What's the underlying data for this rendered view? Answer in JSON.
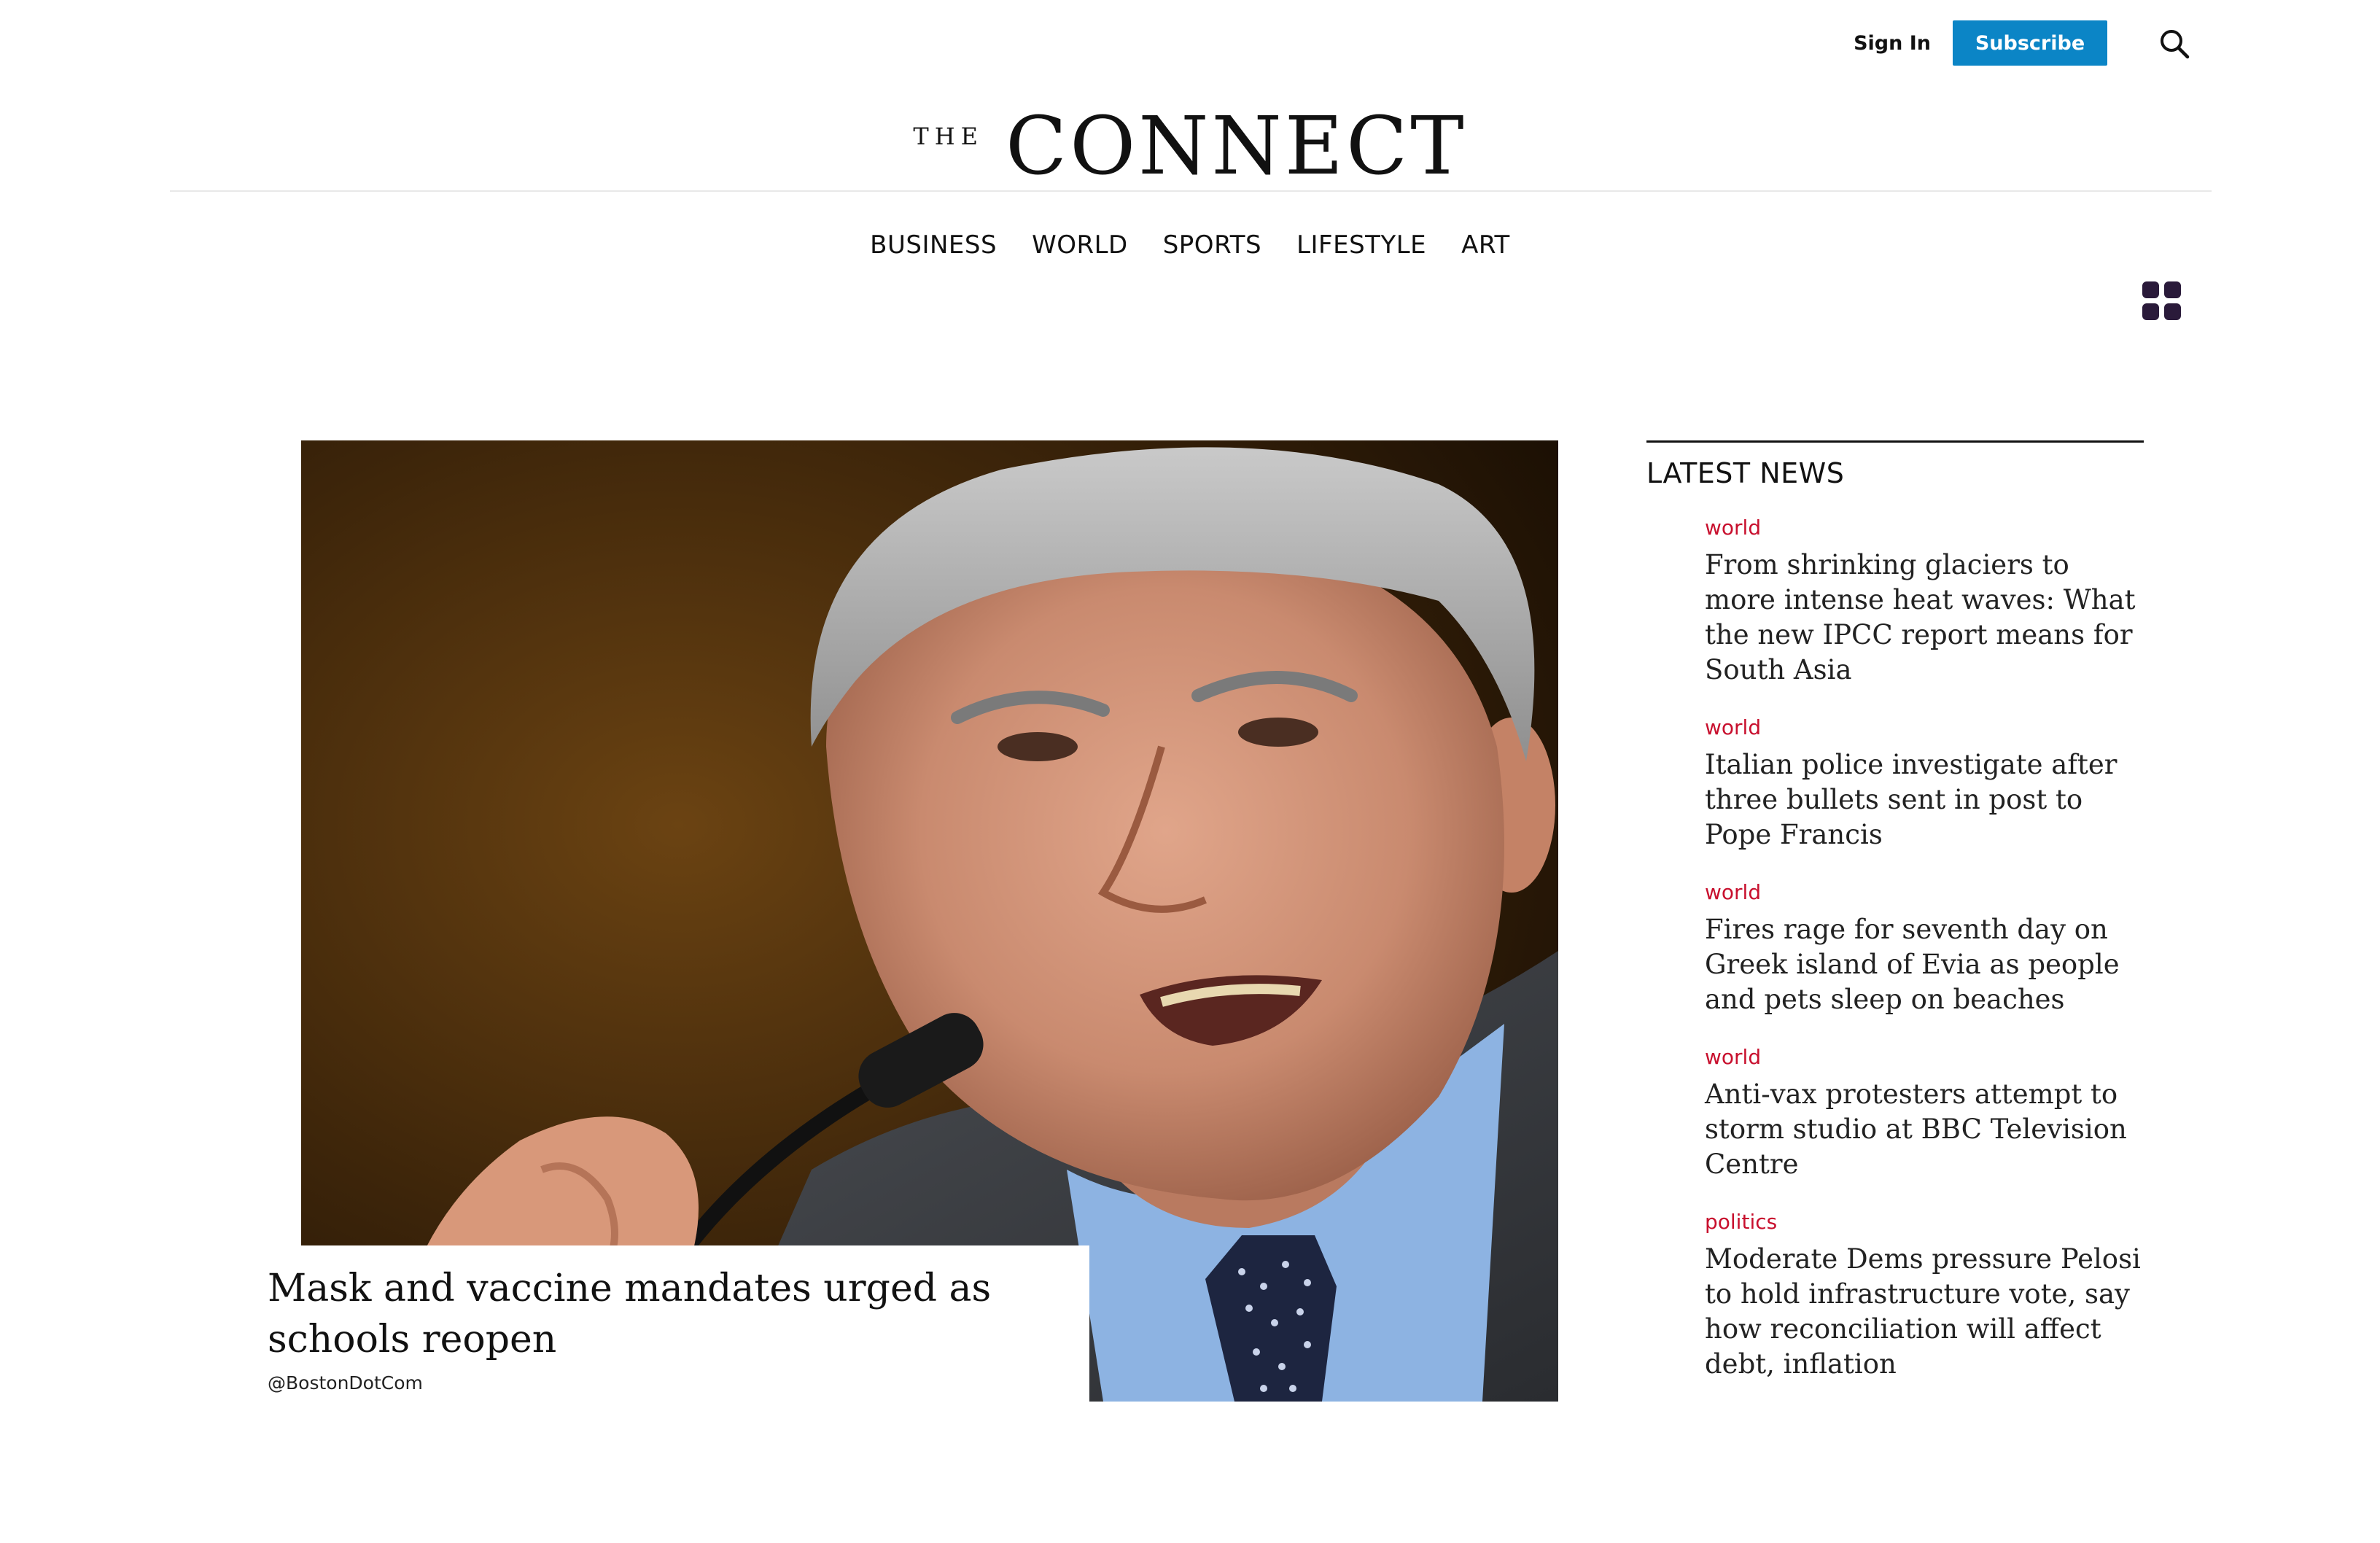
{
  "header": {
    "sign_in": "Sign In",
    "subscribe": "Subscribe",
    "masthead_prefix": "THE",
    "masthead_name": "CONNECT"
  },
  "nav": {
    "items": [
      "BUSINESS",
      "WORLD",
      "SPORTS",
      "LIFESTYLE",
      "ART"
    ]
  },
  "hero": {
    "title": "Mask and vaccine mandates urged as schools reopen",
    "source": "@BostonDotCom"
  },
  "latest": {
    "heading": "LATEST NEWS",
    "items": [
      {
        "category": "world",
        "title": "From shrinking glaciers to more intense heat waves: What the new IPCC report means for South Asia"
      },
      {
        "category": "world",
        "title": "Italian police investigate after three bullets sent in post to Pope Francis"
      },
      {
        "category": "world",
        "title": "Fires rage for seventh day on Greek island of Evia as people and pets sleep on beaches"
      },
      {
        "category": "world",
        "title": "Anti-vax protesters attempt to storm studio at BBC Television Centre"
      },
      {
        "category": "politics",
        "title": "Moderate Dems pressure Pelosi to hold infrastructure vote, say how reconciliation will affect debt, inflation"
      }
    ]
  },
  "colors": {
    "accent": "#0b85c6",
    "category": "#c8102e",
    "text": "#111111"
  },
  "icons": {
    "search": "search-icon",
    "menu": "grid-menu-icon"
  }
}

GIVEN TASK:
Scan the material above for the string "title" and return the lines that hold it.

ANSWER FOR THIS EXERCISE:
    "title": "Mask and vaccine mandates urged as schools reopen",
        "title": "From shrinking glaciers to more intense heat waves: What the new IPCC report means for South Asia"
        "title": "Italian police investigate after three bullets sent in post to Pope Francis"
        "title": "Fires rage for seventh day on Greek island of Evia as people and pets sleep on beaches"
        "title": "Anti-vax protesters attempt to storm studio at BBC Television Centre"
        "title": "Moderate Dems pressure Pelosi to hold infrastructure vote, say how reconciliation will affect debt, inflation"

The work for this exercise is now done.